---------- Data supplied

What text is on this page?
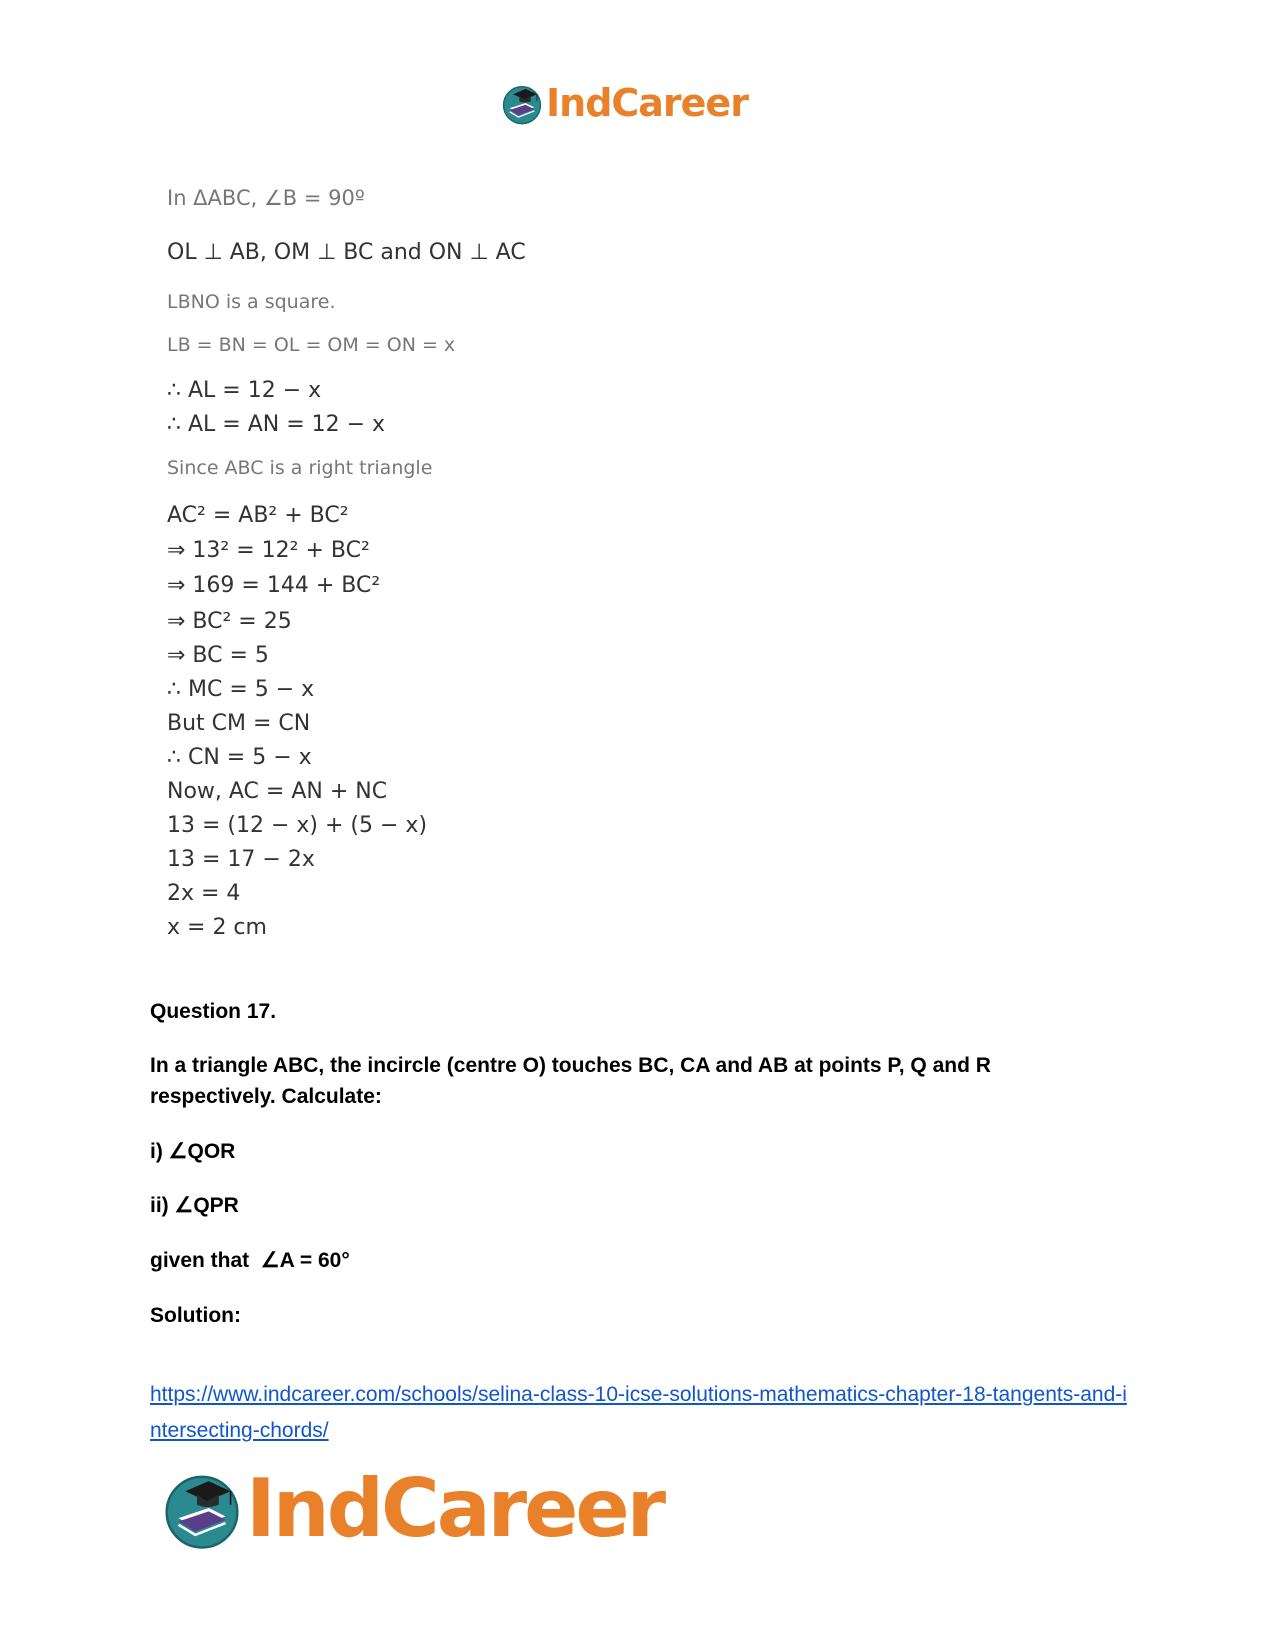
IndCareer
In ΔABC, ∠B = 90º
OL ⊥ AB, OM ⊥ BC and ON ⊥ AC
LBNO is a square.
LB = BN = OL = OM = ON = x
∴ AL = 12 − x
∴ AL = AN = 12 − x
Since ABC is a right triangle
AC² = AB² + BC²
⇒ 13² = 12² + BC²
⇒ 169 = 144 + BC²
⇒ BC² = 25
⇒ BC = 5
∴ MC = 5 − x
But CM = CN
∴ CN = 5 − x
Now, AC = AN + NC
13 = (12 − x) + (5 − x)
13 = 17 − 2x
2x = 4
x = 2 cm
Question 17.
In a triangle ABC, the incircle (centre O) touches BC, CA and AB at points P, Q and R respectively. Calculate:
i) ∠QOR
ii) ∠QPR
given that  ∠A = 60°
Solution:
https://www.indcareer.com/schools/selina-class-10-icse-solutions-mathematics-chapter-18-tangents-and-intersecting-chords/
IndCareer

--------------------

• Directions
Give all the entries again exactly, dropping each picture.

• Full output
What text is on this page?
IndCareer
In ΔABC, ∠B = 90º
OL ⊥ AB, OM ⊥ BC and ON ⊥ AC
LBNO is a square.
LB = BN = OL = OM = ON = x
∴ AL = 12 − x
∴ AL = AN = 12 − x
Since ABC is a right triangle
AC² = AB² + BC²
⇒ 13² = 12² + BC²
⇒ 169 = 144 + BC²
⇒ BC² = 25
⇒ BC = 5
∴ MC = 5 − x
But CM = CN
∴ CN = 5 − x
Now, AC = AN + NC
13 = (12 − x) + (5 − x)
13 = 17 − 2x
2x = 4
x = 2 cm
Question 17.
In a triangle ABC, the incircle (centre O) touches BC, CA and AB at points P, Q and R respectively. Calculate:
i) ∠QOR
ii) ∠QPR
given that  ∠A = 60°
Solution:
https://www.indcareer.com/schools/selina-class-10-icse-solutions-mathematics-chapter-18-tangents-and-intersecting-chords/
IndCareer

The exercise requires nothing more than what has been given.